◆ RECORDS SUPPLIED ◆
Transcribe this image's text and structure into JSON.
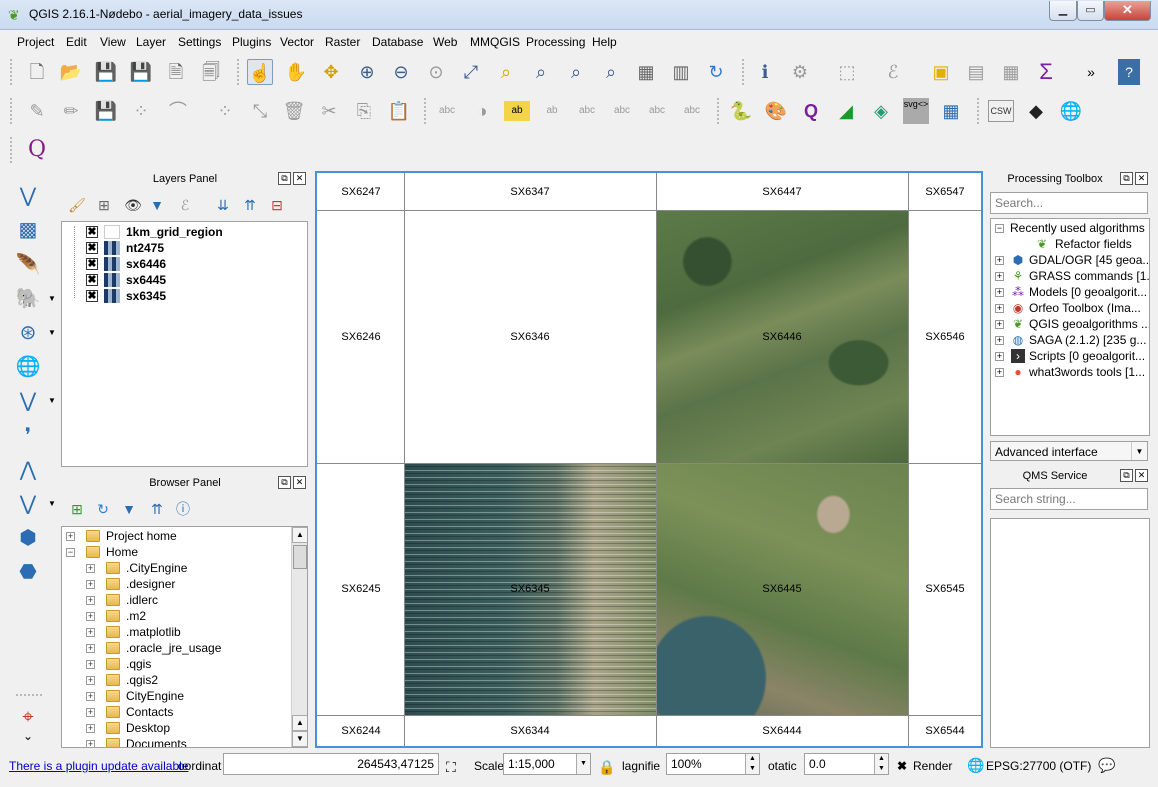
{
  "window": {
    "title": "QGIS 2.16.1-Nødebo - aerial_imagery_data_issues"
  },
  "menu": [
    "Project",
    "Edit",
    "View",
    "Layer",
    "Settings",
    "Plugins",
    "Vector",
    "Raster",
    "Database",
    "Web",
    "MMQGIS",
    "Processing",
    "Help"
  ],
  "toolbar3": {
    "qgis_cloud_label": "Q"
  },
  "layers_panel": {
    "title": "Layers Panel",
    "layers": [
      {
        "name": "1km_grid_region",
        "checked": "✖",
        "symbol": "polygon"
      },
      {
        "name": "nt2475",
        "checked": "✖",
        "symbol": "raster"
      },
      {
        "name": "sx6446",
        "checked": "✖",
        "symbol": "raster"
      },
      {
        "name": "sx6445",
        "checked": "✖",
        "symbol": "raster"
      },
      {
        "name": "sx6345",
        "checked": "✖",
        "symbol": "raster"
      }
    ]
  },
  "browser_panel": {
    "title": "Browser Panel",
    "items": [
      {
        "label": "Project home",
        "level": 0,
        "expander": "+"
      },
      {
        "label": "Home",
        "level": 0,
        "expander": "−"
      },
      {
        "label": ".CityEngine",
        "level": 1,
        "expander": "+"
      },
      {
        "label": ".designer",
        "level": 1,
        "expander": "+"
      },
      {
        "label": ".idlerc",
        "level": 1,
        "expander": "+"
      },
      {
        "label": ".m2",
        "level": 1,
        "expander": "+"
      },
      {
        "label": ".matplotlib",
        "level": 1,
        "expander": "+"
      },
      {
        "label": ".oracle_jre_usage",
        "level": 1,
        "expander": "+"
      },
      {
        "label": ".qgis",
        "level": 1,
        "expander": "+"
      },
      {
        "label": ".qgis2",
        "level": 1,
        "expander": "+"
      },
      {
        "label": "CityEngine",
        "level": 1,
        "expander": "+"
      },
      {
        "label": "Contacts",
        "level": 1,
        "expander": "+"
      },
      {
        "label": "Desktop",
        "level": 1,
        "expander": "+"
      },
      {
        "label": "Documents",
        "level": 1,
        "expander": "+"
      }
    ]
  },
  "map": {
    "grid_labels": {
      "r0": [
        "SX6247",
        "SX6347",
        "SX6447",
        "SX6547"
      ],
      "r1": [
        "SX6246",
        "SX6346",
        "SX6446",
        "SX6546"
      ],
      "r2": [
        "SX6245",
        "SX6345",
        "SX6445",
        "SX6545"
      ],
      "r3": [
        "SX6244",
        "SX6344",
        "SX6444",
        "SX6544"
      ]
    }
  },
  "processing_toolbox": {
    "title": "Processing Toolbox",
    "search_placeholder": "Search...",
    "items": [
      {
        "label": "Recently used algorithms",
        "expander": "−",
        "icon": ""
      },
      {
        "label": "Refactor fields",
        "expander": "",
        "icon": "qgis-icon"
      },
      {
        "label": "GDAL/OGR [45 geoa...",
        "expander": "+",
        "icon": "gdal-icon"
      },
      {
        "label": "GRASS commands [1...",
        "expander": "+",
        "icon": "grass-icon"
      },
      {
        "label": "Models [0 geoalgorit...",
        "expander": "+",
        "icon": "models-icon"
      },
      {
        "label": "Orfeo Toolbox (Ima...",
        "expander": "+",
        "icon": "orfeo-icon"
      },
      {
        "label": "QGIS geoalgorithms ...",
        "expander": "+",
        "icon": "qgis-icon"
      },
      {
        "label": "SAGA (2.1.2) [235 g...",
        "expander": "+",
        "icon": "saga-icon"
      },
      {
        "label": "Scripts [0 geoalgorit...",
        "expander": "+",
        "icon": "scripts-icon"
      },
      {
        "label": "what3words tools [1...",
        "expander": "+",
        "icon": "what3words-icon"
      }
    ],
    "interface_mode": "Advanced interface"
  },
  "qms_service": {
    "title": "QMS Service",
    "search_placeholder": "Search string..."
  },
  "statusbar": {
    "plugin_update_link": "There is a plugin update available",
    "coordinate_label": "oordinat",
    "coordinate_value": "264543,47125",
    "scale_label": "Scale",
    "scale_value": "1:15,000",
    "magnifier_label": "lagnifie",
    "magnifier_value": "100%",
    "rotation_label": "otatic",
    "rotation_value": "0.0",
    "render_label": "Render",
    "render_checked": "✖",
    "crs": "EPSG:27700 (OTF)"
  },
  "colors": {
    "map_border": "#4a90d9",
    "link": "#0000cc"
  }
}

◆ EXERCISE DETAILS ◆
Omit every picture while copying the listing above exactly.

◆ SOLUTION TO THE PROBLEM ◆
Transcribe this image's text and structure into JSON.
{
  "window": {
    "title": "QGIS 2.16.1-Nødebo - aerial_imagery_data_issues"
  },
  "menu": [
    "Project",
    "Edit",
    "View",
    "Layer",
    "Settings",
    "Plugins",
    "Vector",
    "Raster",
    "Database",
    "Web",
    "MMQGIS",
    "Processing",
    "Help"
  ],
  "toolbar3": {
    "qgis_cloud_label": "Q"
  },
  "layers_panel": {
    "title": "Layers Panel",
    "layers": [
      {
        "name": "1km_grid_region",
        "checked": "✖",
        "symbol": "polygon"
      },
      {
        "name": "nt2475",
        "checked": "✖",
        "symbol": "raster"
      },
      {
        "name": "sx6446",
        "checked": "✖",
        "symbol": "raster"
      },
      {
        "name": "sx6445",
        "checked": "✖",
        "symbol": "raster"
      },
      {
        "name": "sx6345",
        "checked": "✖",
        "symbol": "raster"
      }
    ]
  },
  "browser_panel": {
    "title": "Browser Panel",
    "items": [
      {
        "label": "Project home",
        "level": 0,
        "expander": "+"
      },
      {
        "label": "Home",
        "level": 0,
        "expander": "−"
      },
      {
        "label": ".CityEngine",
        "level": 1,
        "expander": "+"
      },
      {
        "label": ".designer",
        "level": 1,
        "expander": "+"
      },
      {
        "label": ".idlerc",
        "level": 1,
        "expander": "+"
      },
      {
        "label": ".m2",
        "level": 1,
        "expander": "+"
      },
      {
        "label": ".matplotlib",
        "level": 1,
        "expander": "+"
      },
      {
        "label": ".oracle_jre_usage",
        "level": 1,
        "expander": "+"
      },
      {
        "label": ".qgis",
        "level": 1,
        "expander": "+"
      },
      {
        "label": ".qgis2",
        "level": 1,
        "expander": "+"
      },
      {
        "label": "CityEngine",
        "level": 1,
        "expander": "+"
      },
      {
        "label": "Contacts",
        "level": 1,
        "expander": "+"
      },
      {
        "label": "Desktop",
        "level": 1,
        "expander": "+"
      },
      {
        "label": "Documents",
        "level": 1,
        "expander": "+"
      }
    ]
  },
  "map": {
    "grid_labels": {
      "r0": [
        "SX6247",
        "SX6347",
        "SX6447",
        "SX6547"
      ],
      "r1": [
        "SX6246",
        "SX6346",
        "SX6446",
        "SX6546"
      ],
      "r2": [
        "SX6245",
        "SX6345",
        "SX6445",
        "SX6545"
      ],
      "r3": [
        "SX6244",
        "SX6344",
        "SX6444",
        "SX6544"
      ]
    }
  },
  "processing_toolbox": {
    "title": "Processing Toolbox",
    "search_placeholder": "Search...",
    "items": [
      {
        "label": "Recently used algorithms",
        "expander": "−",
        "icon": ""
      },
      {
        "label": "Refactor fields",
        "expander": "",
        "icon": "qgis-icon"
      },
      {
        "label": "GDAL/OGR [45 geoa...",
        "expander": "+",
        "icon": "gdal-icon"
      },
      {
        "label": "GRASS commands [1...",
        "expander": "+",
        "icon": "grass-icon"
      },
      {
        "label": "Models [0 geoalgorit...",
        "expander": "+",
        "icon": "models-icon"
      },
      {
        "label": "Orfeo Toolbox (Ima...",
        "expander": "+",
        "icon": "orfeo-icon"
      },
      {
        "label": "QGIS geoalgorithms ...",
        "expander": "+",
        "icon": "qgis-icon"
      },
      {
        "label": "SAGA (2.1.2) [235 g...",
        "expander": "+",
        "icon": "saga-icon"
      },
      {
        "label": "Scripts [0 geoalgorit...",
        "expander": "+",
        "icon": "scripts-icon"
      },
      {
        "label": "what3words tools [1...",
        "expander": "+",
        "icon": "what3words-icon"
      }
    ],
    "interface_mode": "Advanced interface"
  },
  "qms_service": {
    "title": "QMS Service",
    "search_placeholder": "Search string..."
  },
  "statusbar": {
    "plugin_update_link": "There is a plugin update available",
    "coordinate_label": "oordinat",
    "coordinate_value": "264543,47125",
    "scale_label": "Scale",
    "scale_value": "1:15,000",
    "magnifier_label": "lagnifie",
    "magnifier_value": "100%",
    "rotation_label": "otatic",
    "rotation_value": "0.0",
    "render_label": "Render",
    "render_checked": "✖",
    "crs": "EPSG:27700 (OTF)"
  },
  "colors": {
    "map_border": "#4a90d9",
    "link": "#0000cc"
  }
}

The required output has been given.